*THE TASK*: From the entries below, copy every line holding the word "caption".

-- start --

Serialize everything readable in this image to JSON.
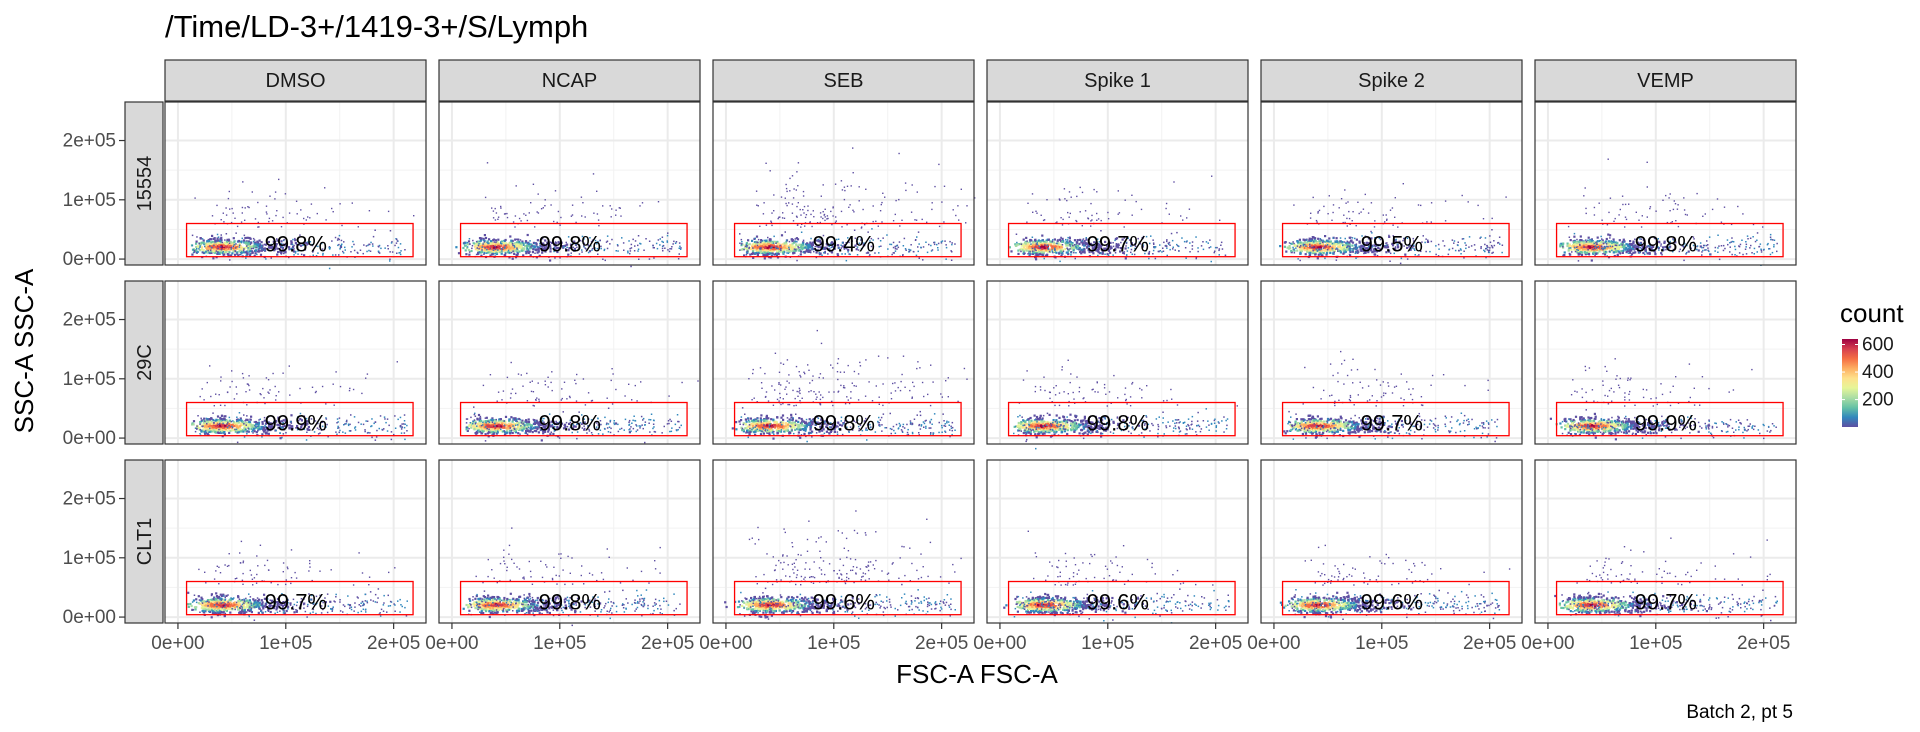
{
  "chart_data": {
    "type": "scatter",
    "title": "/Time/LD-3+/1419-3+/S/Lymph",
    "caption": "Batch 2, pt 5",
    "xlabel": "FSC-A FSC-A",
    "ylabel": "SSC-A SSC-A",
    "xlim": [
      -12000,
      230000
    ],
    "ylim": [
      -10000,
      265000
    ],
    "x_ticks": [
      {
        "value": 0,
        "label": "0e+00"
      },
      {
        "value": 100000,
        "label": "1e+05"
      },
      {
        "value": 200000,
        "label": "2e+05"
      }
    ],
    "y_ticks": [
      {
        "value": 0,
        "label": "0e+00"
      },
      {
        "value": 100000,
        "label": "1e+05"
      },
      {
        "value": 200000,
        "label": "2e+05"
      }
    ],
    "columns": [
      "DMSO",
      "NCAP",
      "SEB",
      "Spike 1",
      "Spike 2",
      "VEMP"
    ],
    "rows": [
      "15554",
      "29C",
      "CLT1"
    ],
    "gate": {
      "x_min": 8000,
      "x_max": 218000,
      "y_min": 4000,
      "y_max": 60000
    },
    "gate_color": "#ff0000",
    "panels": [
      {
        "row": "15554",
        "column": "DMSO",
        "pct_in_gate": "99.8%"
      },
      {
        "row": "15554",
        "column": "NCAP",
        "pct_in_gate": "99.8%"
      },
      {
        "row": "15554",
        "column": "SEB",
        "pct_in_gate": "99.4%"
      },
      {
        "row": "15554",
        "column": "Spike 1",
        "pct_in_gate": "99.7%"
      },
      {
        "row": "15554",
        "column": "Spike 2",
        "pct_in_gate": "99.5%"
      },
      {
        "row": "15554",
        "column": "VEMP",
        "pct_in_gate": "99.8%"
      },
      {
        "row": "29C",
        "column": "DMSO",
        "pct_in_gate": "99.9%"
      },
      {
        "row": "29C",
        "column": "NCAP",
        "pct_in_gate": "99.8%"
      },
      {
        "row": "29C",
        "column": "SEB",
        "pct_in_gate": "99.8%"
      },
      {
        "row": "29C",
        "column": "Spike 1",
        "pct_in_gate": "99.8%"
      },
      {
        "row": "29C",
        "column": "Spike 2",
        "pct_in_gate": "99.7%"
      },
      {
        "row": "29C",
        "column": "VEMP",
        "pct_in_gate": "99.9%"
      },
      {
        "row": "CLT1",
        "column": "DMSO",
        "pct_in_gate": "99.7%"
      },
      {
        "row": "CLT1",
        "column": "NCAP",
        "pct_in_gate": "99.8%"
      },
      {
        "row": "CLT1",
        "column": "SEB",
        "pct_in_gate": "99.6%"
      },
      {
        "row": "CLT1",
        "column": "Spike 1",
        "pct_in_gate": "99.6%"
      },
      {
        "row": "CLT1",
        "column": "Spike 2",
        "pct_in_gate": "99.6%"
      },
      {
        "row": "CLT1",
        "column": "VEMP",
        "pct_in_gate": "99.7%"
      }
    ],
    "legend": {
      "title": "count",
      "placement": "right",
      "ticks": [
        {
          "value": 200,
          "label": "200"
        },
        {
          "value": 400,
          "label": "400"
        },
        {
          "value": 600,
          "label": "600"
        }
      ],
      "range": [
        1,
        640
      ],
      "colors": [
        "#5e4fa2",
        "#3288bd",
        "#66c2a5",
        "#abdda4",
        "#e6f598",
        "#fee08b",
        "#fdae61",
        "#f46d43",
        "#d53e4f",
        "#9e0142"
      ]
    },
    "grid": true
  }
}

-- end --
-- start --

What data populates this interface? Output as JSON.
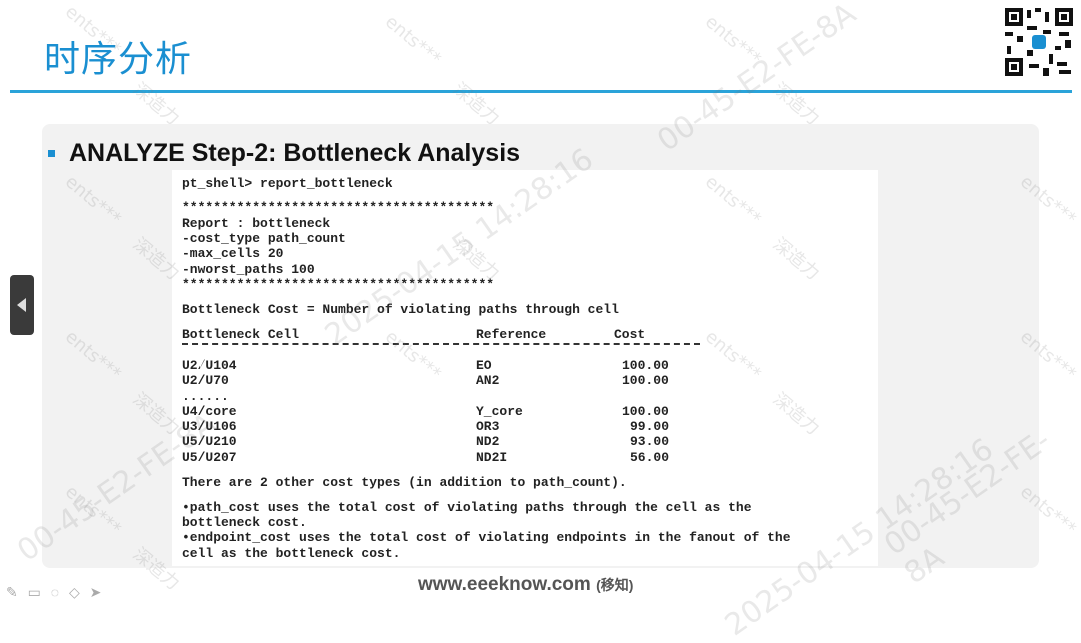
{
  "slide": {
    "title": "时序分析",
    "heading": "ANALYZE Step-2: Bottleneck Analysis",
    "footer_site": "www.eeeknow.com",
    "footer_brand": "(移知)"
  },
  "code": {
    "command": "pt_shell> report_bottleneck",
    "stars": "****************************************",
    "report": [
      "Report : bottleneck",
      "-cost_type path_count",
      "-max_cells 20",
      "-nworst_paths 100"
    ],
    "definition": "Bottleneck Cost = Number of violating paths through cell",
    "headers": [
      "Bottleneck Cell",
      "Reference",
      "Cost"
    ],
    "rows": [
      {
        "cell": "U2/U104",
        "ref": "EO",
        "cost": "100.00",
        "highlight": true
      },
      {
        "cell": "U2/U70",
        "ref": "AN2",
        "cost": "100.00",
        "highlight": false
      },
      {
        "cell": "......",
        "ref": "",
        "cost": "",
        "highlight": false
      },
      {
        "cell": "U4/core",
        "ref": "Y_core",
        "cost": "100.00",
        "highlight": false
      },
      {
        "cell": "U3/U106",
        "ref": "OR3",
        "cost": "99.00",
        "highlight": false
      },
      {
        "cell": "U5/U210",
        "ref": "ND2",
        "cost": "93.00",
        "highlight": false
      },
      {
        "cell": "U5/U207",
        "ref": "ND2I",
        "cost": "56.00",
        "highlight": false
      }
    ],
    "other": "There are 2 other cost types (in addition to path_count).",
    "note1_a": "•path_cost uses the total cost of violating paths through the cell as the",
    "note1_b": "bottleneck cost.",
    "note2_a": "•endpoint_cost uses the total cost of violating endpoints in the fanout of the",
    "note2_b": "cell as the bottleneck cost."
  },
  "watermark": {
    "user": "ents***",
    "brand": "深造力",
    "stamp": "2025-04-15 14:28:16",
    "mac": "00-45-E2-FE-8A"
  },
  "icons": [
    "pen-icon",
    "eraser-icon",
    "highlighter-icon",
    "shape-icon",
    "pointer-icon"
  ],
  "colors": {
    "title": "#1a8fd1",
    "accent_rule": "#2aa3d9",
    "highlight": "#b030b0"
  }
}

-- end --
-- start --

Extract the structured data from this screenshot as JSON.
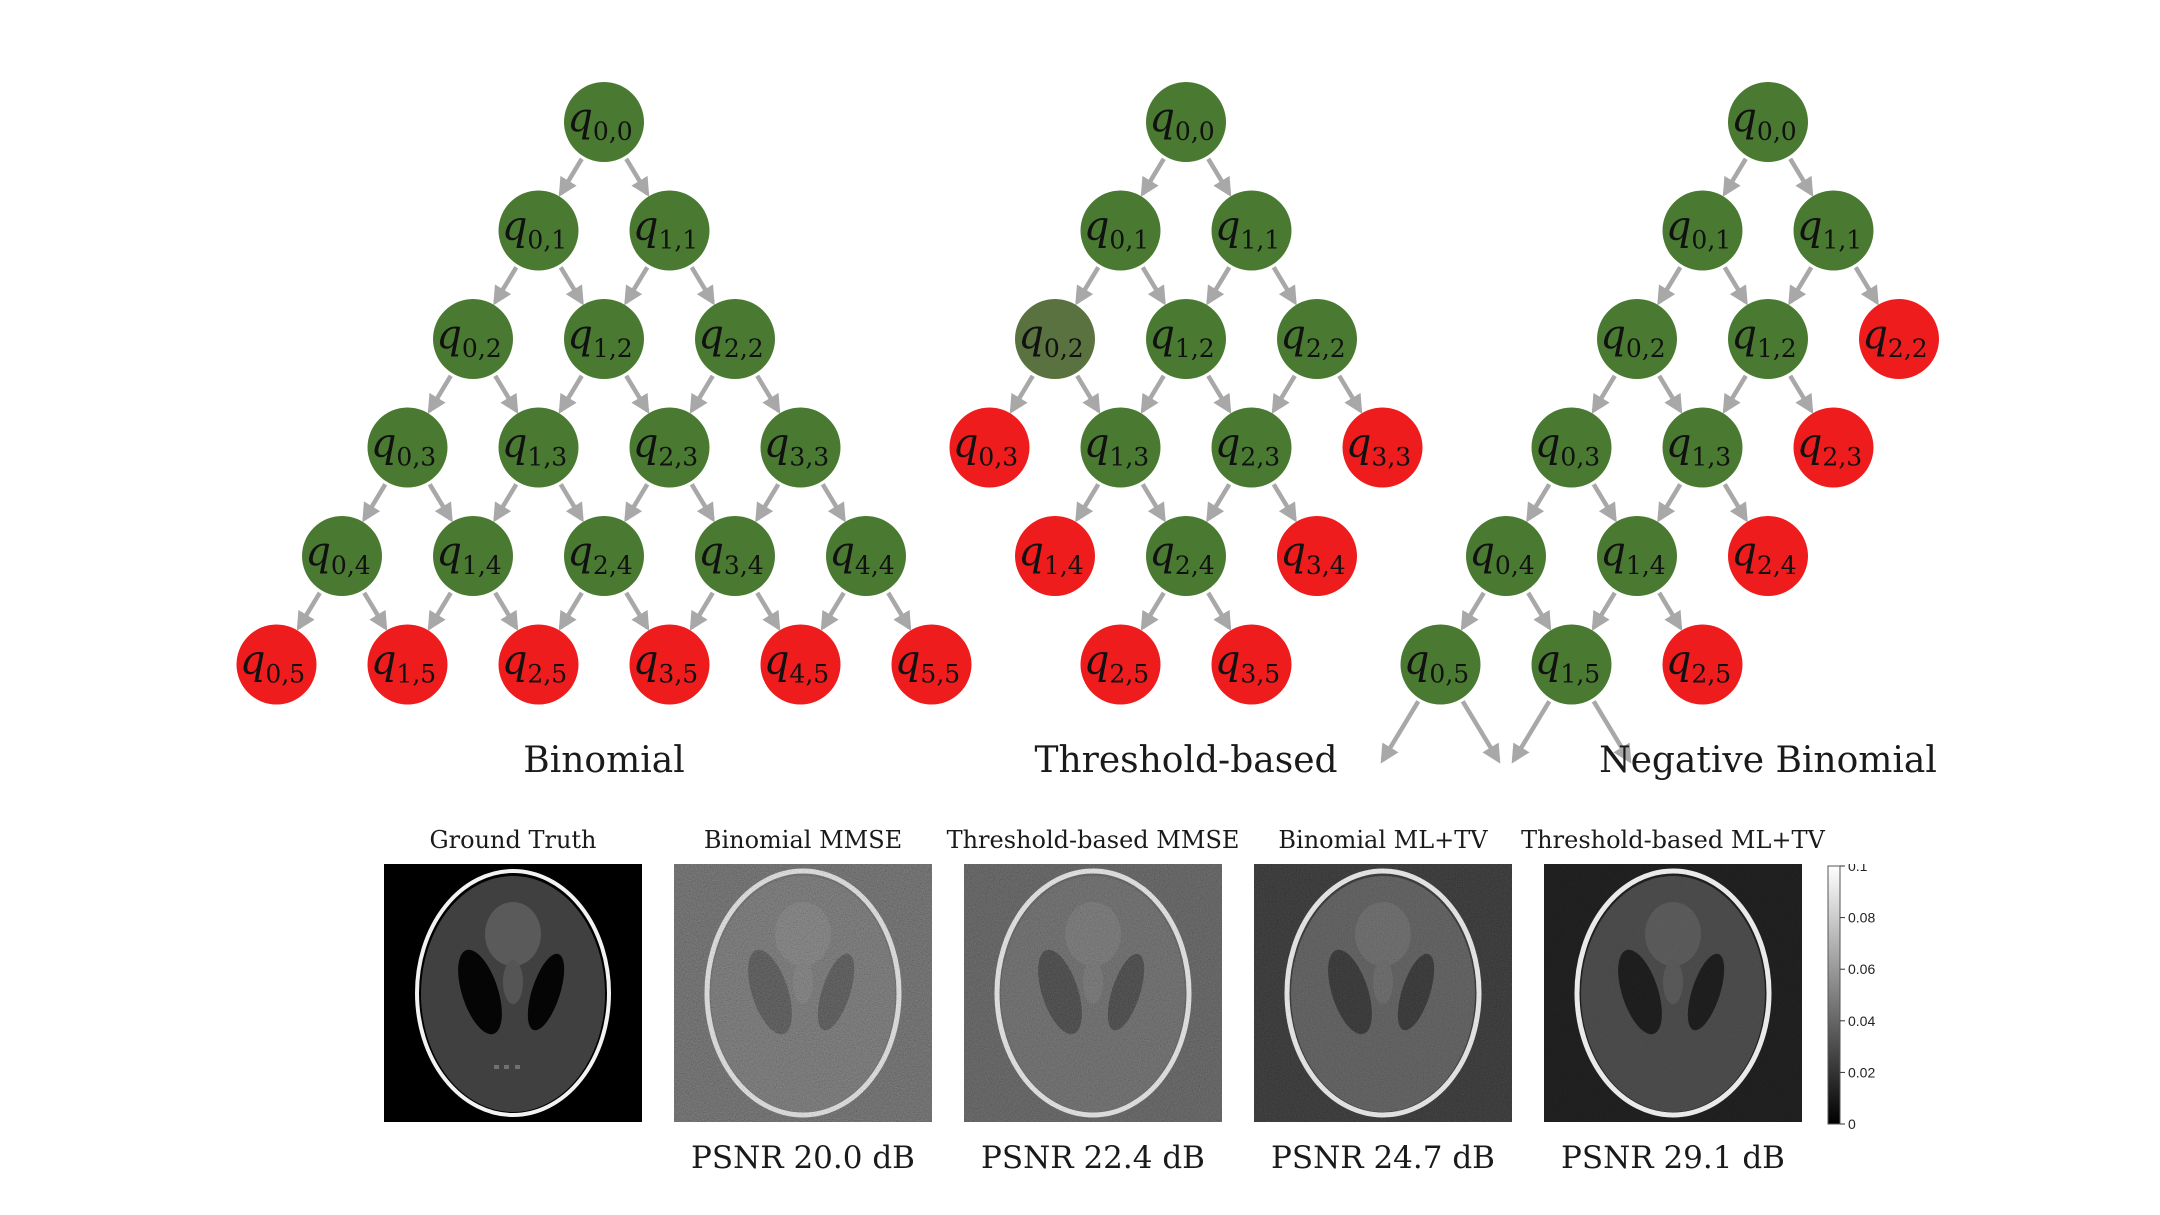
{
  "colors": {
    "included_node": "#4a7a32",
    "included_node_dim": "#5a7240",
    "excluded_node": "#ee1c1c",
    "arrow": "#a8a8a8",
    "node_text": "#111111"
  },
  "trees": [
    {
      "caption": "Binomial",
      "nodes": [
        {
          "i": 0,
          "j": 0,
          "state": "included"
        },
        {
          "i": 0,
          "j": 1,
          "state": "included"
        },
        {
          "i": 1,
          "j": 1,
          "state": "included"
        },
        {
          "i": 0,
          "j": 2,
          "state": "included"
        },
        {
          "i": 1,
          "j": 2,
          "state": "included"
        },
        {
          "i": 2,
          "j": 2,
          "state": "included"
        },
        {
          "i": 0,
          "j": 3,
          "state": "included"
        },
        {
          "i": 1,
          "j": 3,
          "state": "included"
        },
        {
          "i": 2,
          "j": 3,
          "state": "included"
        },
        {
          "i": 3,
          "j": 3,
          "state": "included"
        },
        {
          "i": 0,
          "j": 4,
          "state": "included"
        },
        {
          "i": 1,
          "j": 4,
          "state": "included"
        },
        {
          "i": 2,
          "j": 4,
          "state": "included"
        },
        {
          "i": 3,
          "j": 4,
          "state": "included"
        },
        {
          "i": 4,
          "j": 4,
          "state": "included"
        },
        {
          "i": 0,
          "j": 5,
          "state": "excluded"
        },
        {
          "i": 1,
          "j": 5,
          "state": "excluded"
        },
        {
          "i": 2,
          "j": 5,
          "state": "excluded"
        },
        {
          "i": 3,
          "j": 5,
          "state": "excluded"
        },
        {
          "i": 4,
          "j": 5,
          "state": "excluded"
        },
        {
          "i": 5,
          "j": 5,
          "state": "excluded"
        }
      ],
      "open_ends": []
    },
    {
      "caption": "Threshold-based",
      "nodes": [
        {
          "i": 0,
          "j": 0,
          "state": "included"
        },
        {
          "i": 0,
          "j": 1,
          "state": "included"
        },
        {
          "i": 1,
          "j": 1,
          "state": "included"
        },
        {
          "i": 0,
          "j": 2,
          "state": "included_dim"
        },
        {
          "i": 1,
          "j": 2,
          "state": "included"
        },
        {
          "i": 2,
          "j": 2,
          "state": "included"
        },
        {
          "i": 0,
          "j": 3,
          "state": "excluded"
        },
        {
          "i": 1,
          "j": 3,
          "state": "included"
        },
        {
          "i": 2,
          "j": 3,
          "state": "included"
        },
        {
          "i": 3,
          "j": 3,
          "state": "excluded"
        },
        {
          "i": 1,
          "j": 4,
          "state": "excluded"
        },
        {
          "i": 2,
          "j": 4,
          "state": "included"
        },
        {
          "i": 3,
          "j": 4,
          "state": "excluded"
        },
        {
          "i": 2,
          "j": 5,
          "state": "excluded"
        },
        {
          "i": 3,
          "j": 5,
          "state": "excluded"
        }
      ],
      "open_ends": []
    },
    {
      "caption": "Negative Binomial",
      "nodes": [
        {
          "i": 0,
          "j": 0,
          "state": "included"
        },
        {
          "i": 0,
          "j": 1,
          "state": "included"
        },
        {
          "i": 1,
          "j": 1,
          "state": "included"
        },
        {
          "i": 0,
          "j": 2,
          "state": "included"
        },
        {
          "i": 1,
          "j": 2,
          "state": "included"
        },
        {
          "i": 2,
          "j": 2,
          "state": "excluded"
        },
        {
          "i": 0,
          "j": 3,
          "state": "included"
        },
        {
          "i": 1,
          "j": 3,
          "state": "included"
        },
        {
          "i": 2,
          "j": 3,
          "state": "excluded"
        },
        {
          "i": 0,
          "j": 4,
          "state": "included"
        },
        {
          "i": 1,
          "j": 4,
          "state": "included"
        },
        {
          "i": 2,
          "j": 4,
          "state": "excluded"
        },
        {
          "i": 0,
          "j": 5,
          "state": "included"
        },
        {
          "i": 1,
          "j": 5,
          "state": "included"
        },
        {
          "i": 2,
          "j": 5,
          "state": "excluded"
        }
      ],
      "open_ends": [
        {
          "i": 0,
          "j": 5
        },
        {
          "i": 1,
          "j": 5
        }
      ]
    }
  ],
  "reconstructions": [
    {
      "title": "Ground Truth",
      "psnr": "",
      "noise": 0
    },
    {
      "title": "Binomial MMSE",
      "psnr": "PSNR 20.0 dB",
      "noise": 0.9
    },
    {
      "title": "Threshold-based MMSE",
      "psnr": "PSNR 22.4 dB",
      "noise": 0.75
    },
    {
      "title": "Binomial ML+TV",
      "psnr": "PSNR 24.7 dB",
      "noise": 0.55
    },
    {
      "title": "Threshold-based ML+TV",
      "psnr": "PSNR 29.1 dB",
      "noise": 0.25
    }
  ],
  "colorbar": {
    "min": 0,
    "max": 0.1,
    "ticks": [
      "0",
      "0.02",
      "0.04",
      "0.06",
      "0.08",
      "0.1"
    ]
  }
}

-- end --

*RESPONSE FOR THIS EXERCISE*:
    "caption": "Batch 2, pt 5",
      "caption": "Binomial",
      "caption": "Threshold-based",
      "caption": "Negative Binomial",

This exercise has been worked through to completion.